------ SOURCE DOCUMENT

The unfortunate aspect of this "victory for the moderates"

It great to see anything declared a "victory for the moderates" these days, but in this case the real downside, at least from a centrist perspective, is the particular cast of characters who have become the public face of centrism these days. Peggy Noonan doesn't mention how she feels about the deal, but she leaves no confusion about her feelings toward the deal-makers.

I know they're centrists, but there is nothing moderate about their self-regard. And why should there be? I personally was dazzled by their refusal to bow to the counsels of common sense and proportion, and stirred that they had no fear of justified insult ("blowhard," "puffed up popinjay") as they moved forward in the halls of the United States Senate to bravely proclaim their excellence.

I managed to avoid seeing the announcement and interviews, but based on what I've read, I'm glad I did. Noonan, usually the most smooth of writers, is refreshingly biting on the subject of these over-inflated egos. Read the whole essay. she doesn't, thank goodness, ascribe their behavior to their centrist politics, but rather to the influence of the culture in general.

I think everyone in politics now has been affected by the linguistic sleight-of-hand, which began with the Kennedys in the 1960s, in which politics is called "public service," and politicians are allowed and even urged to call themselves "public servants." Public servants are heroic and self-denying. Therefore politicians are heroic and self-denying. I think this thought has destabilized them.

People who charge into burning towers are heroic; nuns who work with the poorest of the poor are self-denying; people who volunteer their time to help our world and receive nothing in return but the knowledge they are doing good are in public service. Politicians are in politics. They are less self-denying than self-aggrandizing. They are given fame, respect, the best health care in the world; they pass laws governing your life and receive a million perks including a good salary, and someone else--faceless taxpayers, "the folks back home"--gets to pay for the whole thing. This isn't public service, it's more like public command. It's not terrible--democracies need people who commit politics; they have a place and a role to play--but it's not saintly, either.

------------
------ DATA SEGMENT

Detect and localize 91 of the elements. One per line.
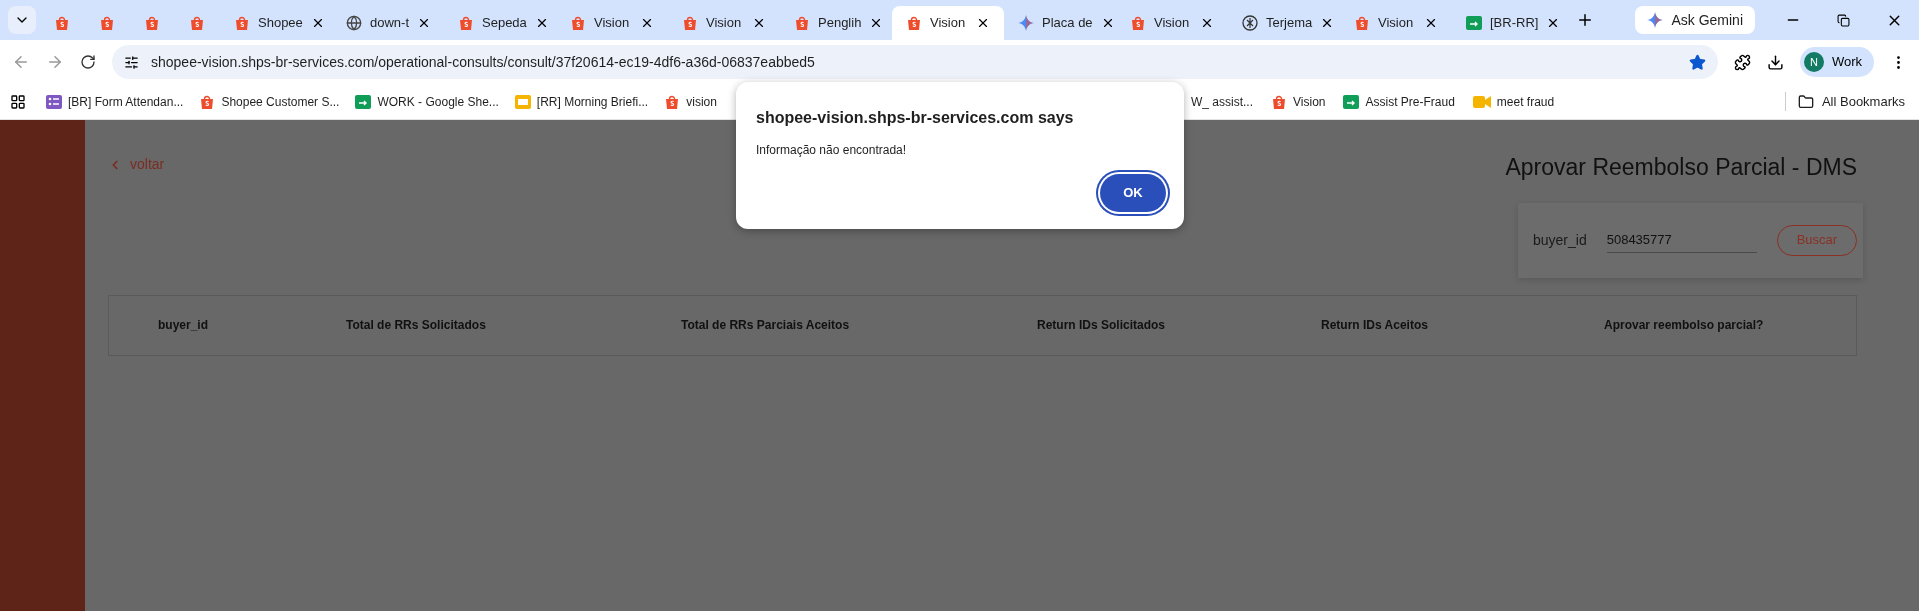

------------

• [YOUR TASKS]:
A) List everything the post on the "victory for the moderates" says politicians are given or receive.
B) Summarize the post on the "victory for the moderates" in two sentences.
C) Resume the post on the "victory for the moderates" from its last sentence.

• [RESPONSES BY TASK]:
A)
- Fame
- Respect
- The best health care in the world
- A million perks, including a good salary

B) The post welcomes a "victory for the moderates" but regrets that the deal-makers who now stand for centrism are figures whose self-regard Peggy Noonan mocks bitingly in an essay. Noonan blames their behavior not on centrist politics but on the wider culture, especially the habit, begun with the Kennedys in the 1960s, of calling politics "public service," even though politicians are less self-denying than self-aggrandizing.

C)
I don't know if politicians have ever been modest, but I know they have never seemed so boastful, so full of themselves, and so dizzy with self-love.

No matter how difficult these Senators tell us it was to negotiate this deal, there is nothing here that was truly "hard." In other industries, with fierce competition breathing down their necks, people cut much tougher deals that risk their own jobs and investments, as well as the lives and livelihood of many other people, and they get it done quickly and get onto the next deal. These guys have little at risk and only their own egos to overcome. Was that not the big barrier in this case, the stonewall egos of both party's leadership?

As for the gang of 14, some are familiar centrist ans some are a bit suspect. Before the deal was announced, David Brooks wrote about how the Centrists are doomed to failure in these sorts of efforts; " Here's an example of why moderates never accomplish anything in Washington" is how he opens. He was wrong about their failure, but made some cogent observations nonetheless.

Contemplating the likely scenario if the nuclear option was triggered...

The leaders of both parties sound like the cheerful generals at the start of World War I, who had their own happy fantasies of victory before Christmas. Neither party is prepared for the quagmire and for how the public will react.

He's got that right. This deal has not made everything nice and friendly in the Senate, so this observation still stands.

As for the centrist negotiators...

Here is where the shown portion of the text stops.